* [Short task]: Quote the records beneath, complete and exact. Leave out images.

[Stored records]
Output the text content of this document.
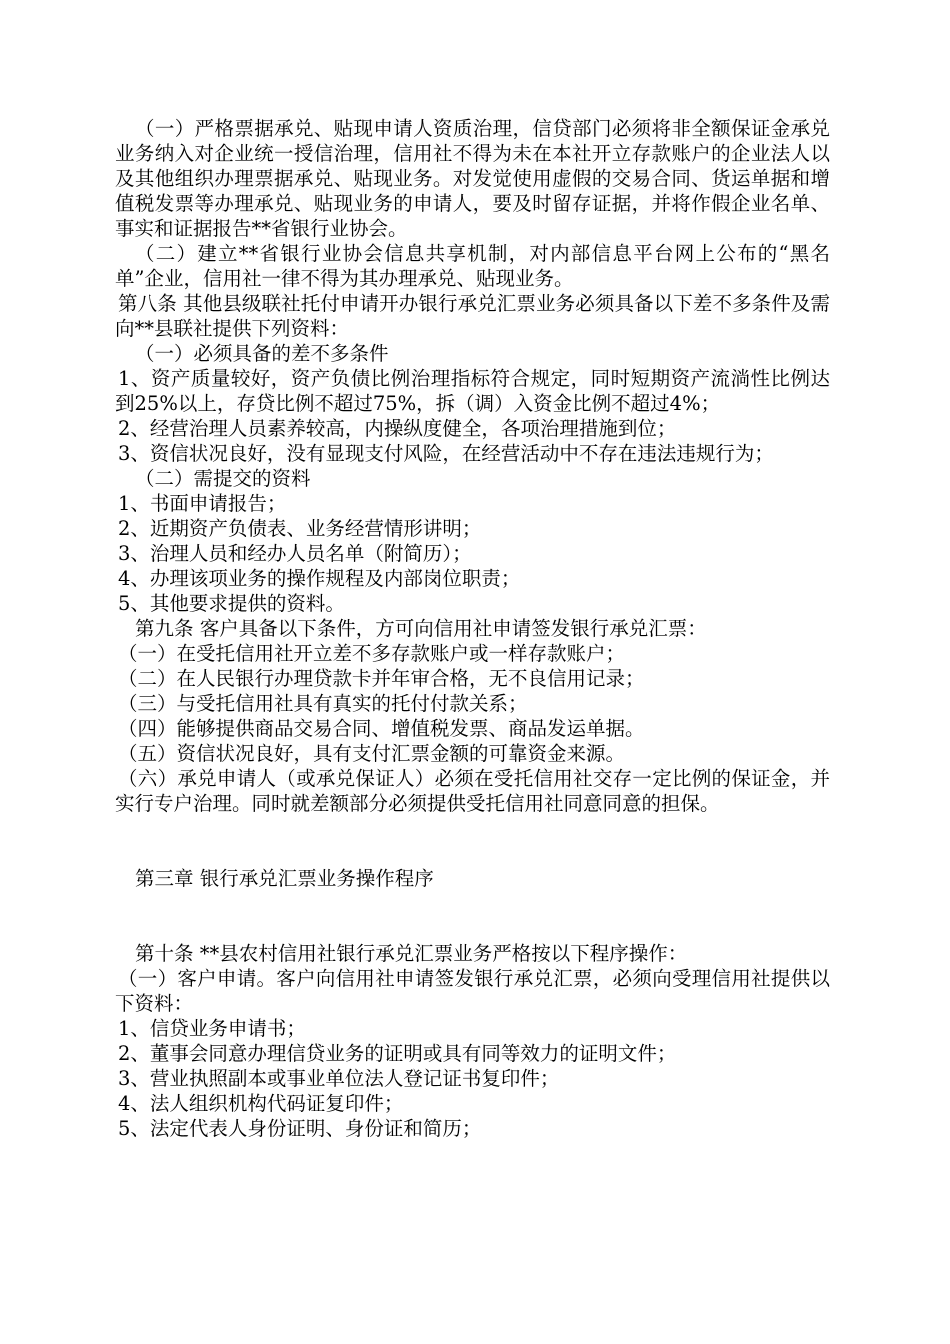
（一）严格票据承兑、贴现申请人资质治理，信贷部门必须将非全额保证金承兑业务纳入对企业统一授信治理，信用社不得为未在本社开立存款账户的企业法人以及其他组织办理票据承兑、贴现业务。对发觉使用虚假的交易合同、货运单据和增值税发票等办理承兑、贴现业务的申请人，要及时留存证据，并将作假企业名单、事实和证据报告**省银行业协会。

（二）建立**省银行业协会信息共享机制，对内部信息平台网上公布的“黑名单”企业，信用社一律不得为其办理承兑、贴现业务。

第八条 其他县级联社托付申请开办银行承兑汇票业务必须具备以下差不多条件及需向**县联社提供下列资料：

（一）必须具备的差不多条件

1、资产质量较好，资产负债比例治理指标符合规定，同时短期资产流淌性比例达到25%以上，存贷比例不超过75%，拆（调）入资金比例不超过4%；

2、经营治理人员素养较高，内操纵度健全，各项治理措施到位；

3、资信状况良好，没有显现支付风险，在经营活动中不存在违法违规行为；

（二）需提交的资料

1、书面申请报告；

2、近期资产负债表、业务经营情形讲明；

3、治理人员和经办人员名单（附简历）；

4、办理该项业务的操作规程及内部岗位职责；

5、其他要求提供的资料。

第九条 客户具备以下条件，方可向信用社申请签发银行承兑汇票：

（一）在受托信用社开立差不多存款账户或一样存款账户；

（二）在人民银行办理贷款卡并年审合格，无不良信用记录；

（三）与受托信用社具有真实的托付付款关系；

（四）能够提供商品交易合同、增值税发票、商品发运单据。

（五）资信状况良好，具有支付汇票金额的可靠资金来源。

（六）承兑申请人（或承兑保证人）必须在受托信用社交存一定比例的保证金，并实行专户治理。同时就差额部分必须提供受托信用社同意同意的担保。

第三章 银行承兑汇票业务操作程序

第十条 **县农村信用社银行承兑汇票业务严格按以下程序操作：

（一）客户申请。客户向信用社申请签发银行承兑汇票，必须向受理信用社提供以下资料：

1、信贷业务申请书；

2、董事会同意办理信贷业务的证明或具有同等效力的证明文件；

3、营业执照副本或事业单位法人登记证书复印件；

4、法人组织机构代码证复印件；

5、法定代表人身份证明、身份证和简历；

* [Solution to the problem]:
Output the text content of this document.
（一）严格票据承兑、贴现申请人资质治理，信贷部门必须将非全额保证金承兑业务纳入对企业统一授信治理，信用社不得为未在本社开立存款账户的企业法人以及其他组织办理票据承兑、贴现业务。对发觉使用虚假的交易合同、货运单据和增值税发票等办理承兑、贴现业务的申请人，要及时留存证据，并将作假企业名单、事实和证据报告**省银行业协会。

（二）建立**省银行业协会信息共享机制，对内部信息平台网上公布的“黑名单”企业，信用社一律不得为其办理承兑、贴现业务。

第八条 其他县级联社托付申请开办银行承兑汇票业务必须具备以下差不多条件及需向**县联社提供下列资料：

（一）必须具备的差不多条件

1、资产质量较好，资产负债比例治理指标符合规定，同时短期资产流淌性比例达到25%以上，存贷比例不超过75%，拆（调）入资金比例不超过4%；

2、经营治理人员素养较高，内操纵度健全，各项治理措施到位；

3、资信状况良好，没有显现支付风险，在经营活动中不存在违法违规行为；

（二）需提交的资料

1、书面申请报告；

2、近期资产负债表、业务经营情形讲明；

3、治理人员和经办人员名单（附简历）；

4、办理该项业务的操作规程及内部岗位职责；

5、其他要求提供的资料。

第九条 客户具备以下条件，方可向信用社申请签发银行承兑汇票：

（一）在受托信用社开立差不多存款账户或一样存款账户；

（二）在人民银行办理贷款卡并年审合格，无不良信用记录；

（三）与受托信用社具有真实的托付付款关系；

（四）能够提供商品交易合同、增值税发票、商品发运单据。

（五）资信状况良好，具有支付汇票金额的可靠资金来源。

（六）承兑申请人（或承兑保证人）必须在受托信用社交存一定比例的保证金，并实行专户治理。同时就差额部分必须提供受托信用社同意同意的担保。

第三章 银行承兑汇票业务操作程序

第十条 **县农村信用社银行承兑汇票业务严格按以下程序操作：

（一）客户申请。客户向信用社申请签发银行承兑汇票，必须向受理信用社提供以下资料：

1、信贷业务申请书；

2、董事会同意办理信贷业务的证明或具有同等效力的证明文件；

3、营业执照副本或事业单位法人登记证书复印件；

4、法人组织机构代码证复印件；

5、法定代表人身份证明、身份证和简历；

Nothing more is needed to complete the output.